Take the data that follows and retype it word for word.

DATA PROVIDED:
______

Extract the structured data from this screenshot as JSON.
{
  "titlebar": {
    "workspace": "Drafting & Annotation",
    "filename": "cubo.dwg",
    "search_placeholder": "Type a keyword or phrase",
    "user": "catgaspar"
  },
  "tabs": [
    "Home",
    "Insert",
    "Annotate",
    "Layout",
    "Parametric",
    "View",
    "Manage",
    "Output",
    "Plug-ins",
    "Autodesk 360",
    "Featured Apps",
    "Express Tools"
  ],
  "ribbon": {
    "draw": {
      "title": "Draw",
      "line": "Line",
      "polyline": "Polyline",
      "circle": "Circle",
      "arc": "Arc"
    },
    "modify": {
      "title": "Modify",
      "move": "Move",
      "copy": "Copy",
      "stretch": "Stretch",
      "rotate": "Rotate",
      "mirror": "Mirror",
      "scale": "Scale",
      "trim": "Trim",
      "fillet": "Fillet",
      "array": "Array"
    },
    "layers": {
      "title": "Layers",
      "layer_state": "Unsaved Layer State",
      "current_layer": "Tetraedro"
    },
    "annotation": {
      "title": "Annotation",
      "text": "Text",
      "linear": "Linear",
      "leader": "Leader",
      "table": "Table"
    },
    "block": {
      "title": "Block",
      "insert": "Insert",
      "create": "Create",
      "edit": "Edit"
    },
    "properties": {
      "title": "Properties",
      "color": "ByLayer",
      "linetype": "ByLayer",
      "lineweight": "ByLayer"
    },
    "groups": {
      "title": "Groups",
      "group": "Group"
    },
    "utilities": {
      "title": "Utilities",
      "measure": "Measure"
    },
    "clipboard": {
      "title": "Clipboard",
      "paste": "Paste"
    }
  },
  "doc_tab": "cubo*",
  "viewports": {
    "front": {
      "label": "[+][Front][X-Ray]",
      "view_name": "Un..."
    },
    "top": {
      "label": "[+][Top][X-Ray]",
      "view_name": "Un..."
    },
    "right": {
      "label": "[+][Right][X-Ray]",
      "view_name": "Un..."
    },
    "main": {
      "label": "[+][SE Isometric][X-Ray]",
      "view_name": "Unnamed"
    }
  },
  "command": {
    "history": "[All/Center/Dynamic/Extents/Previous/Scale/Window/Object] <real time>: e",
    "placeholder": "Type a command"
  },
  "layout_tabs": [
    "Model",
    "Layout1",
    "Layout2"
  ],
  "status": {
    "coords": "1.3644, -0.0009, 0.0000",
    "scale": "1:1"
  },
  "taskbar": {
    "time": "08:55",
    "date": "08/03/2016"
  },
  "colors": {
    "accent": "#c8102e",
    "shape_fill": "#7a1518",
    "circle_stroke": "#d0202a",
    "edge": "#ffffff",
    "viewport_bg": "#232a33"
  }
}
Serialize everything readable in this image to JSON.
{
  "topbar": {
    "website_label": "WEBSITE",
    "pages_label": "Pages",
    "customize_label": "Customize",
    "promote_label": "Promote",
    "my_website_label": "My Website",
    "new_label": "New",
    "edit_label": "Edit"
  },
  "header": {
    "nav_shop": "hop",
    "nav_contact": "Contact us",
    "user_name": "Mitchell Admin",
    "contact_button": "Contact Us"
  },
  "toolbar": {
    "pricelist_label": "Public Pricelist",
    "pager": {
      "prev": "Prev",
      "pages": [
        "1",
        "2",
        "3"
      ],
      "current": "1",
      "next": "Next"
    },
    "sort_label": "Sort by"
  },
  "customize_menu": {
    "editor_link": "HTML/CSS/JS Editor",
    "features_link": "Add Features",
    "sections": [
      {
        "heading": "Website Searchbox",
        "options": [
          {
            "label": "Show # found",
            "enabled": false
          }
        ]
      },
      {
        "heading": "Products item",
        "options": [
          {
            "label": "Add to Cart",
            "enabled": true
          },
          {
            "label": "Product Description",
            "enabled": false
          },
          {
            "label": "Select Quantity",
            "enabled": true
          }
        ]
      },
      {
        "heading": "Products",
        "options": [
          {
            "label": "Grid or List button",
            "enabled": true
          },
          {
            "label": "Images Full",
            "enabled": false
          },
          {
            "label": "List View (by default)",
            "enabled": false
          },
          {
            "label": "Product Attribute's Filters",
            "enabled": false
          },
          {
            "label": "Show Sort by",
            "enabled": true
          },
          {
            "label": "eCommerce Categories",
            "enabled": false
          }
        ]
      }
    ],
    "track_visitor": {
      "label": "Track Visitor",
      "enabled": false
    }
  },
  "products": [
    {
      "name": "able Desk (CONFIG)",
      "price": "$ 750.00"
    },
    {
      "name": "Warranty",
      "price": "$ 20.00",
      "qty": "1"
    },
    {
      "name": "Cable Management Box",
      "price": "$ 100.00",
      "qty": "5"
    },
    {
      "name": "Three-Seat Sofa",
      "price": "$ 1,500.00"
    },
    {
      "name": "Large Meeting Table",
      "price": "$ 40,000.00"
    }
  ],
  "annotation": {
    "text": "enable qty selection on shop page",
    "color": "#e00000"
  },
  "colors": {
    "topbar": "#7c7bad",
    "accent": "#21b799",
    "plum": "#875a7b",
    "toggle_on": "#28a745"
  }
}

______

RESULT:
Extract the structured data from this screenshot as JSON.
{
  "titlebar": {
    "workspace": "Drafting & Annotation",
    "filename": "cubo.dwg",
    "search_placeholder": "Type a keyword or phrase",
    "user": "catgaspar"
  },
  "tabs": [
    "Home",
    "Insert",
    "Annotate",
    "Layout",
    "Parametric",
    "View",
    "Manage",
    "Output",
    "Plug-ins",
    "Autodesk 360",
    "Featured Apps",
    "Express Tools"
  ],
  "ribbon": {
    "draw": {
      "title": "Draw",
      "line": "Line",
      "polyline": "Polyline",
      "circle": "Circle",
      "arc": "Arc"
    },
    "modify": {
      "title": "Modify",
      "move": "Move",
      "copy": "Copy",
      "stretch": "Stretch",
      "rotate": "Rotate",
      "mirror": "Mirror",
      "scale": "Scale",
      "trim": "Trim",
      "fillet": "Fillet",
      "array": "Array"
    },
    "layers": {
      "title": "Layers",
      "layer_state": "Unsaved Layer State",
      "current_layer": "Tetraedro"
    },
    "annotation": {
      "title": "Annotation",
      "text": "Text",
      "linear": "Linear",
      "leader": "Leader",
      "table": "Table"
    },
    "block": {
      "title": "Block",
      "insert": "Insert",
      "create": "Create",
      "edit": "Edit"
    },
    "properties": {
      "title": "Properties",
      "color": "ByLayer",
      "linetype": "ByLayer",
      "lineweight": "ByLayer"
    },
    "groups": {
      "title": "Groups",
      "group": "Group"
    },
    "utilities": {
      "title": "Utilities",
      "measure": "Measure"
    },
    "clipboard": {
      "title": "Clipboard",
      "paste": "Paste"
    }
  },
  "doc_tab": "cubo*",
  "viewports": {
    "front": {
      "label": "[+][Front][X-Ray]",
      "view_name": "Un..."
    },
    "top": {
      "label": "[+][Top][X-Ray]",
      "view_name": "Un..."
    },
    "right": {
      "label": "[+][Right][X-Ray]",
      "view_name": "Un..."
    },
    "main": {
      "label": "[+][SE Isometric][X-Ray]",
      "view_name": "Unnamed"
    }
  },
  "command": {
    "history": "[All/Center/Dynamic/Extents/Previous/Scale/Window/Object] <real time>: e",
    "placeholder": "Type a command"
  },
  "layout_tabs": [
    "Model",
    "Layout1",
    "Layout2"
  ],
  "status": {
    "coords": "1.3644, -0.0009, 0.0000",
    "scale": "1:1"
  },
  "taskbar": {
    "time": "08:55",
    "date": "08/03/2016"
  },
  "colors": {
    "accent": "#c8102e",
    "shape_fill": "#7a1518",
    "circle_stroke": "#d0202a",
    "edge": "#ffffff",
    "viewport_bg": "#232a33"
  }
}
Serialize everything readable in this image to JSON.
{
  "topbar": {
    "website_label": "WEBSITE",
    "pages_label": "Pages",
    "customize_label": "Customize",
    "promote_label": "Promote",
    "my_website_label": "My Website",
    "new_label": "New",
    "edit_label": "Edit"
  },
  "header": {
    "nav_shop": "hop",
    "nav_contact": "Contact us",
    "user_name": "Mitchell Admin",
    "contact_button": "Contact Us"
  },
  "toolbar": {
    "pricelist_label": "Public Pricelist",
    "pager": {
      "prev": "Prev",
      "pages": [
        "1",
        "2",
        "3"
      ],
      "current": "1",
      "next": "Next"
    },
    "sort_label": "Sort by"
  },
  "customize_menu": {
    "editor_link": "HTML/CSS/JS Editor",
    "features_link": "Add Features",
    "sections": [
      {
        "heading": "Website Searchbox",
        "options": [
          {
            "label": "Show # found",
            "enabled": false
          }
        ]
      },
      {
        "heading": "Products item",
        "options": [
          {
            "label": "Add to Cart",
            "enabled": true
          },
          {
            "label": "Product Description",
            "enabled": false
          },
          {
            "label": "Select Quantity",
            "enabled": true
          }
        ]
      },
      {
        "heading": "Products",
        "options": [
          {
            "label": "Grid or List button",
            "enabled": true
          },
          {
            "label": "Images Full",
            "enabled": false
          },
          {
            "label": "List View (by default)",
            "enabled": false
          },
          {
            "label": "Product Attribute's Filters",
            "enabled": false
          },
          {
            "label": "Show Sort by",
            "enabled": true
          },
          {
            "label": "eCommerce Categories",
            "enabled": false
          }
        ]
      }
    ],
    "track_visitor": {
      "label": "Track Visitor",
      "enabled": false
    }
  },
  "products": [
    {
      "name": "able Desk (CONFIG)",
      "price": "$ 750.00"
    },
    {
      "name": "Warranty",
      "price": "$ 20.00",
      "qty": "1"
    },
    {
      "name": "Cable Management Box",
      "price": "$ 100.00",
      "qty": "5"
    },
    {
      "name": "Three-Seat Sofa",
      "price": "$ 1,500.00"
    },
    {
      "name": "Large Meeting Table",
      "price": "$ 40,000.00"
    }
  ],
  "annotation": {
    "text": "enable qty selection on shop page",
    "color": "#e00000"
  },
  "colors": {
    "topbar": "#7c7bad",
    "accent": "#21b799",
    "plum": "#875a7b",
    "toggle_on": "#28a745"
  }
}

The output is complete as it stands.